(SUPPLIED TEXT):
====

SECOND BRAZILIAN CONSENSUS ON THE MANAGEMENT OF ULCERATIVE COLITIS IN ADULTS: A CONSENSUS OF THE BRAZILIAN ORGANIZATION FOR CROHN’S DISEASE AND COLITIS (GEDIIB)
Faculdade de Medicina de Botucatu, Júlio Pinheiro Baima, Marcello Imbrizi, Adriana Ribas Andrade, Liliana Andrade Chebli, Marjorie Argollo, Natália Sousa Freitas Queiroz, Matheus Freitas Cardoso de Azevedo, Andréa Vieira, Irmandade Santa Casa de Misericórdia de São Paulo, Márcia Henriques de Magalhães Costa, Renata de Sá Brito Fróes, Gastromed, São Paulo, SP, Francisco Guilherme Cancela e Penna, Abel Botelho Quaresma, Adérson Omar Mourão Cintra Damião, Antônio Carlos Moraes, Carlos Henrique Marques dos Santos, Cristina Flores, Centro de Referência em Crohn e Colite do Rio Grande do Sul, Cyrla Zaltman, Eduardo García Vilela, Eloá Marussi Morsoletto, Francisco de Assis Gonçalves Filho, Faculdade de Medicina de São José do Rio Preto, Genoile Oliveira Santana, Gilmara Pandolfo Zabot, José Miguel Luz Parente, Lígia Yukie Sassaki, Marco Zerôncio, Marta Brenner Machado, Ornella Sari Cassol, Paulo Gustavo Kotze, Rogério Serafim Parra, Faculdade de Medicina de Ribeirão Preto, Sender Jankiel Miszputen, Professor Aposentado da UNIFESP, Cláudio Saddy Rodrigues Coy, Orlando Ambrogini, Júlio Maria Fonseca Chebli, Rogério Saad-Hossne
Abstract
BACKGROUND: Inflammatory bowel diseases are immune-mediated disorders that include Crohn's disease (CD) and ulcerative colitis (UC). UC is a progressive disease that affects the colorectal mucosa causing debilitating symptoms leading to high morbidity and work disability. As a consequence of chronic colonic inflammation, UC is also associated with an increased risk of colorectal cancer. OBJECTIVE: This consensus aims to provide guidance on the most effective medical management of adult patients with UC. METHODS: A consensus statement was developed by stakeholders representing Brazilian gastroenterologists and colorectal surgeons (Brazilian Organization for Crohn's Disease and Colitis [GEDIIB]). A systematic review including the most recent evidence was conducted to support the recommendations and statements. All recommendations/statements were endorsed using a modified Delphi Panel by the stakeholders/experts in inflammatory bowel disease with at least 80% or greater consensus. RESULTS AND CONCLUSION: The medical recommendations (pharmacological and non-pharmacological) were mapped according to the stage of treatment and severity of the disease onto three domains: management and treatment (drug and surgical interventions), criteria for evaluating the effectiveness of medical treatment, and follow-up/patient monitoring after initial treatment. The consensus targeted general practitioners, gastroenterologists and surgeons who manage patients with UC, and supports decision-making processes by health insurance companies, regulatory agencies, health institutional leaders, and administrators.

====

[Structured page parsing data]

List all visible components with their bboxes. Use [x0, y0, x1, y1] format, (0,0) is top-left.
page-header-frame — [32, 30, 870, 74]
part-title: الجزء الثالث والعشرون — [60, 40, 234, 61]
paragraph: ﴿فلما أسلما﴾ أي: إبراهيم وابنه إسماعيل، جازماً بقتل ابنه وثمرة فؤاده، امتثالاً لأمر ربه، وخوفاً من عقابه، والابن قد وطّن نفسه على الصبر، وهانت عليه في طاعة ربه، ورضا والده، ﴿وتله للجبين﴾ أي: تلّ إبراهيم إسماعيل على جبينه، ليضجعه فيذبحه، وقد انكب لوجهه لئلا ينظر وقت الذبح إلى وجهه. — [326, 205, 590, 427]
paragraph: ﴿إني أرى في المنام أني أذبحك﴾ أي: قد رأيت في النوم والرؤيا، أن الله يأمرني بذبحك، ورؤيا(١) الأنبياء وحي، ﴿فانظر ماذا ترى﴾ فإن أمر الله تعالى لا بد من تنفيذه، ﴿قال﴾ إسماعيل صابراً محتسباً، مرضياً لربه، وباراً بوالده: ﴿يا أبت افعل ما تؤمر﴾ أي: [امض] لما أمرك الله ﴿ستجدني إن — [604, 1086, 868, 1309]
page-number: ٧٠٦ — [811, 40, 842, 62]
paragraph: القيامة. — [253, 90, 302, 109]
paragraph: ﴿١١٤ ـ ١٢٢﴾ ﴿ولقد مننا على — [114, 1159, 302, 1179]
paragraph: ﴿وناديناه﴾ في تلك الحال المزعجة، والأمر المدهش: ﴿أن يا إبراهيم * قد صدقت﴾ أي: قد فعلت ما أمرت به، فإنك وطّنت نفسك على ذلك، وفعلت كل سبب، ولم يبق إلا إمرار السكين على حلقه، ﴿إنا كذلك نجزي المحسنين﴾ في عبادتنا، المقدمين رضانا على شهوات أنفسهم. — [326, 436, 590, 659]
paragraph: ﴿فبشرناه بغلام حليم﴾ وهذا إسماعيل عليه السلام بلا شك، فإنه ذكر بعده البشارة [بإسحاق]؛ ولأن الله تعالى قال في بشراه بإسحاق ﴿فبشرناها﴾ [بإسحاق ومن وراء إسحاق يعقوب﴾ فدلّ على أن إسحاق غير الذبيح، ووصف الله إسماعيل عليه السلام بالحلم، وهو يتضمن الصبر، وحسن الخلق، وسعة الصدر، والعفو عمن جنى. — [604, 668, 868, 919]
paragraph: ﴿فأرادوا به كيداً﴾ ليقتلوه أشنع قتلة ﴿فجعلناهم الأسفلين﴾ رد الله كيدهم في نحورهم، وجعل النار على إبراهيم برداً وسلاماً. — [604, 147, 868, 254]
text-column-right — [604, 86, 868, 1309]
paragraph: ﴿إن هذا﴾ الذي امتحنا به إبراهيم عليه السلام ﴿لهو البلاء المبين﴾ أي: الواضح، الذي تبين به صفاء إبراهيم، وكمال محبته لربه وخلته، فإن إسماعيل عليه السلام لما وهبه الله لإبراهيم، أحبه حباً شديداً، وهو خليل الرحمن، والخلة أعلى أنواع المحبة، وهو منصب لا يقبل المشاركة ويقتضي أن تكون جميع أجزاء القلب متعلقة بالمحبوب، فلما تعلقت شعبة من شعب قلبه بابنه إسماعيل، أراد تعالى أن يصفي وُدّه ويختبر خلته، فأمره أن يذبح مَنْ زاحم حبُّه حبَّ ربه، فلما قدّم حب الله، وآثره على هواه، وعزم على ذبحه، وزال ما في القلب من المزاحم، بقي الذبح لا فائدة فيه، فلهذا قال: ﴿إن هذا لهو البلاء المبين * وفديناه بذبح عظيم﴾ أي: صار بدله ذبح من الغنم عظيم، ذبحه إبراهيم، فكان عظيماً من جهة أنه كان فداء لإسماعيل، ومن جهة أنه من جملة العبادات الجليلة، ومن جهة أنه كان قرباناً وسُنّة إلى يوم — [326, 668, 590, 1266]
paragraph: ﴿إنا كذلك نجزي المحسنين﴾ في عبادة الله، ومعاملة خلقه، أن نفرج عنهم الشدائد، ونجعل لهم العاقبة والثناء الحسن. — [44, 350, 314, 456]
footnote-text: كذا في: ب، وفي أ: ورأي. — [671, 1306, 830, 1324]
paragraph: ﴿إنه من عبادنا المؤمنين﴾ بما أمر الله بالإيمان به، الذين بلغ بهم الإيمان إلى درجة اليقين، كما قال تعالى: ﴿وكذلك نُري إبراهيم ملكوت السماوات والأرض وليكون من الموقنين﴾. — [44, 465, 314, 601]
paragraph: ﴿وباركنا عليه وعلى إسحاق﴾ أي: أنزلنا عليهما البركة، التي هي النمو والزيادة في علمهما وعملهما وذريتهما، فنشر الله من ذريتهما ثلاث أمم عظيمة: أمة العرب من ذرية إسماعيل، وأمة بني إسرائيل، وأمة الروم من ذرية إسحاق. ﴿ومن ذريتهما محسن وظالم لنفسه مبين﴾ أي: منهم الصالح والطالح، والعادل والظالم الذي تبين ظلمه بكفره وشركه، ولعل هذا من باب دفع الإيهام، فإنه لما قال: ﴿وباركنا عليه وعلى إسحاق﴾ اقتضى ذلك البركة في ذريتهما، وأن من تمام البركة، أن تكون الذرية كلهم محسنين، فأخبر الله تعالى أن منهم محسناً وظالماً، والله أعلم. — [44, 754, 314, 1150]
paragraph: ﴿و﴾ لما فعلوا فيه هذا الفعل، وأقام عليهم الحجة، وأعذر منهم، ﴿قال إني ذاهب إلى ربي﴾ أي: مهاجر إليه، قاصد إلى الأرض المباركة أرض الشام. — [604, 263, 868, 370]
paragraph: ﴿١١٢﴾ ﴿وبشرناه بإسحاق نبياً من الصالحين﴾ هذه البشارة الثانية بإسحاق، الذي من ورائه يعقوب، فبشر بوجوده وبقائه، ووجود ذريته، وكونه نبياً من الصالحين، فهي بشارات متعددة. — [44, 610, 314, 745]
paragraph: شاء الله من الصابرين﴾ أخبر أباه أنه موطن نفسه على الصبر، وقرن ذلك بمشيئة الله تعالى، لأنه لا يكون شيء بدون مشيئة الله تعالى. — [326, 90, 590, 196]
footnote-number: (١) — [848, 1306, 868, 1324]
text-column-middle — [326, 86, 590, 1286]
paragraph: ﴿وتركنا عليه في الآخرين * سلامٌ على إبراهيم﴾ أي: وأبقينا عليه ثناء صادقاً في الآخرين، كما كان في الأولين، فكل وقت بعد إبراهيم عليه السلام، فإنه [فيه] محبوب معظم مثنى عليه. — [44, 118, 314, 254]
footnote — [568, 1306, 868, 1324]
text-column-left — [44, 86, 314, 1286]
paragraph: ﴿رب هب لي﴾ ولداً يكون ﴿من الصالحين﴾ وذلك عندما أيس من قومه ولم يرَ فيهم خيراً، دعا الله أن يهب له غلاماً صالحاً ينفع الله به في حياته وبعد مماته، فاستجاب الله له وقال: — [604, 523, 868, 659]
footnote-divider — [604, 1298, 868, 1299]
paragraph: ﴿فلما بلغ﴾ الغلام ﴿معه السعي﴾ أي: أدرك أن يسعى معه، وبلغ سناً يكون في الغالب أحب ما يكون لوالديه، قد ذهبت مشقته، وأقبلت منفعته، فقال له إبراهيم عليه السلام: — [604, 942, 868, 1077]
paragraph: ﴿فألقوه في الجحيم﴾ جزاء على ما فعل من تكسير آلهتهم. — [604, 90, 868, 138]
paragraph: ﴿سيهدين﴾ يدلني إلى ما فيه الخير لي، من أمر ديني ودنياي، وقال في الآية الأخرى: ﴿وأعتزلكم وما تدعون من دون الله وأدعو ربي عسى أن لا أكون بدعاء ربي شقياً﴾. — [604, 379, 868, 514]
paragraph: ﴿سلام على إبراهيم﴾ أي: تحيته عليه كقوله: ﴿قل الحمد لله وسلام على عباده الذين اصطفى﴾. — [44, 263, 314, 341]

====

(QUESTIONS):
• 1. Answer these questions from the consensus abstract.
(a) Which two disorders do inflammatory bowel diseases include?
(b) What method did the stakeholders use to endorse the recommendations, and what minimum level of consensus was required?
(c) UC carries an increased risk of which cancer?
• 2. List every party whose decision-making processes the consensus abstract says the consensus supports.

(RESPONSES BY TASK):
• 1.
(a) Crohn's disease (CD) and ulcerative colitis (UC).
(b) A modified Delphi Panel, with at least 80% consensus.
(c) Colorectal cancer.

• 2.
- Health insurance companies
- Regulatory agencies
- Health institutional leaders
- Administrators